Saved entries
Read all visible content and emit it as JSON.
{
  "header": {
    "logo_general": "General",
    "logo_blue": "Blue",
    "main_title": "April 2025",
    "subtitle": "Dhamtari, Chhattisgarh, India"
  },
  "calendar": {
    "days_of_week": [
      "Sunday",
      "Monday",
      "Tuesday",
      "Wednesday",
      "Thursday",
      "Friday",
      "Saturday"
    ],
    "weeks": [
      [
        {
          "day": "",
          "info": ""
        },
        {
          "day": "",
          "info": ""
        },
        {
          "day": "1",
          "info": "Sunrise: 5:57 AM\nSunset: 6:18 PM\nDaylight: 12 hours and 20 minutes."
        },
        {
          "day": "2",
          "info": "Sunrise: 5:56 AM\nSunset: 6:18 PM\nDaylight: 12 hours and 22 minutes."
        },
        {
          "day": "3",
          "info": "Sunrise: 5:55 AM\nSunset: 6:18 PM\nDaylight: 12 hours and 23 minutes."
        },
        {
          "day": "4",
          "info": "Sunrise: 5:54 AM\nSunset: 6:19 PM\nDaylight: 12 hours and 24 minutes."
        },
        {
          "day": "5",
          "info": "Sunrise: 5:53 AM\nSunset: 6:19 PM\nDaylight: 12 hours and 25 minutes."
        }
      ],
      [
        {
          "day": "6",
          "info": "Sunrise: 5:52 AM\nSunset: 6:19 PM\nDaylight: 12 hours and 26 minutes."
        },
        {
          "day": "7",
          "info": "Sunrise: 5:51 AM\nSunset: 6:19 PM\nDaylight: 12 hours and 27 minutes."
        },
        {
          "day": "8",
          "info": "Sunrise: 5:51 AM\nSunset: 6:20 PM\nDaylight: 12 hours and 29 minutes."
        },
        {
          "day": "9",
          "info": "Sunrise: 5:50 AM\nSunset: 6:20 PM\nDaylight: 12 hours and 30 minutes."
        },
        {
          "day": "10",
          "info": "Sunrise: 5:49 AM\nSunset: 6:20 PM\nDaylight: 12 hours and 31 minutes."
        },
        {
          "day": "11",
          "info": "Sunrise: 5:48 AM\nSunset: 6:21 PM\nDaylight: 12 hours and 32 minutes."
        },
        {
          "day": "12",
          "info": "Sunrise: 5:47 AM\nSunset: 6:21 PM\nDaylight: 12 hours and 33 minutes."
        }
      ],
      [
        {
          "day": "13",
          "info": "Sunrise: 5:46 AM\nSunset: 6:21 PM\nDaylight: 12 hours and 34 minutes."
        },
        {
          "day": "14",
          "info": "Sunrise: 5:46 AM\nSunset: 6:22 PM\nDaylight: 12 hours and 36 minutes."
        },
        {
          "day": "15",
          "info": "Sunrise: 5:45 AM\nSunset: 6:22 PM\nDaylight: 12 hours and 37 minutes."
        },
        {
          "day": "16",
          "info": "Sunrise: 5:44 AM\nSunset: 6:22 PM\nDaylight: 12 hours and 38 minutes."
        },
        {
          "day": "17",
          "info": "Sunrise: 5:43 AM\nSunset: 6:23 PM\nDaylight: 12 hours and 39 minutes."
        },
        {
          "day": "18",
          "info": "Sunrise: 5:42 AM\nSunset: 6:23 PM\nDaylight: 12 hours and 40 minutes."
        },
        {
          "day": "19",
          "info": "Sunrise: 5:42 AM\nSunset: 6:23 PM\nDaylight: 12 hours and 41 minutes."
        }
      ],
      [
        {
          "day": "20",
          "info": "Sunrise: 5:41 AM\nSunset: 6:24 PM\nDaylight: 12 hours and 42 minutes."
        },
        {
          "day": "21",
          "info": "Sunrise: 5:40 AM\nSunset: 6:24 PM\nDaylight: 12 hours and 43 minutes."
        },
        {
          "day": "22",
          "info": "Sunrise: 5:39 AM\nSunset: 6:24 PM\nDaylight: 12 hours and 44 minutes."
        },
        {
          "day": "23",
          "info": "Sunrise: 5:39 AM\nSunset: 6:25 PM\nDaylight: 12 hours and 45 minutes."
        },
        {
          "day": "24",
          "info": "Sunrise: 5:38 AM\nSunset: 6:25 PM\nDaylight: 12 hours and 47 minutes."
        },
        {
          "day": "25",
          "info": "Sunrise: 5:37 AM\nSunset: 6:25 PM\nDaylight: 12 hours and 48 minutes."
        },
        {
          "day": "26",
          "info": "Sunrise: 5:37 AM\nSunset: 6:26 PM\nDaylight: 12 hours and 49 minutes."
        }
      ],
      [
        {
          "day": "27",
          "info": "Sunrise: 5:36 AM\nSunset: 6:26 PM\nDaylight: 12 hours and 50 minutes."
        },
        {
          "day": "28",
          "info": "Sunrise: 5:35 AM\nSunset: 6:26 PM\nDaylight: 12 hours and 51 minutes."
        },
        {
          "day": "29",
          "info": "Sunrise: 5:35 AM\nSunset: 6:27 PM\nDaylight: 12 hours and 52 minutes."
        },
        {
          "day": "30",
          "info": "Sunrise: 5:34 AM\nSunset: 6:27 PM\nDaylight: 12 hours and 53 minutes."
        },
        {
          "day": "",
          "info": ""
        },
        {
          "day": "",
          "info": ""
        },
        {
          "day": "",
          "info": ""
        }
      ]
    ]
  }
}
* * *
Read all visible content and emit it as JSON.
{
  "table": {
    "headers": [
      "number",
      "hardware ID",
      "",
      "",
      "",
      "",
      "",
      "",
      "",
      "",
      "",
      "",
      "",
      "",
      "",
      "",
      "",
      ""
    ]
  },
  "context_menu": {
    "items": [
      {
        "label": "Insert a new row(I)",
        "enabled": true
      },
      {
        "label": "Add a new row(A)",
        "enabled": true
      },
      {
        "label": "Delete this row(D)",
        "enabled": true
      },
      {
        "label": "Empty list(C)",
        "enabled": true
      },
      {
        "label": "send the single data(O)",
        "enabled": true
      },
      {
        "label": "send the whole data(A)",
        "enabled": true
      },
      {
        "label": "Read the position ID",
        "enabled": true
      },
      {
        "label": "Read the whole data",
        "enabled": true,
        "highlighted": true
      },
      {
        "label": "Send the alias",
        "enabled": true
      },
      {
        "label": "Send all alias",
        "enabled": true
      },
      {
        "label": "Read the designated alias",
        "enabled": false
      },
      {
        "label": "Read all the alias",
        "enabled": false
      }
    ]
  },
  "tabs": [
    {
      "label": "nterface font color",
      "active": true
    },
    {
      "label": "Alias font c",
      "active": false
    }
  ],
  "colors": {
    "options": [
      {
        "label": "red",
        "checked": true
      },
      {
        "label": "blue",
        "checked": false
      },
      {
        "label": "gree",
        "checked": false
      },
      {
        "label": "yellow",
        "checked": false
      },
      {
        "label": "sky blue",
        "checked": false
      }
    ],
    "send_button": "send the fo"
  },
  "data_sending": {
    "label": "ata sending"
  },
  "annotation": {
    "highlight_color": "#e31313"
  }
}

**EXERCISE INSTRUCTIONS:**
Of the lines in the entries, how many include the word "font"? State only the number.

**COMPLETE OUTPUT:**
2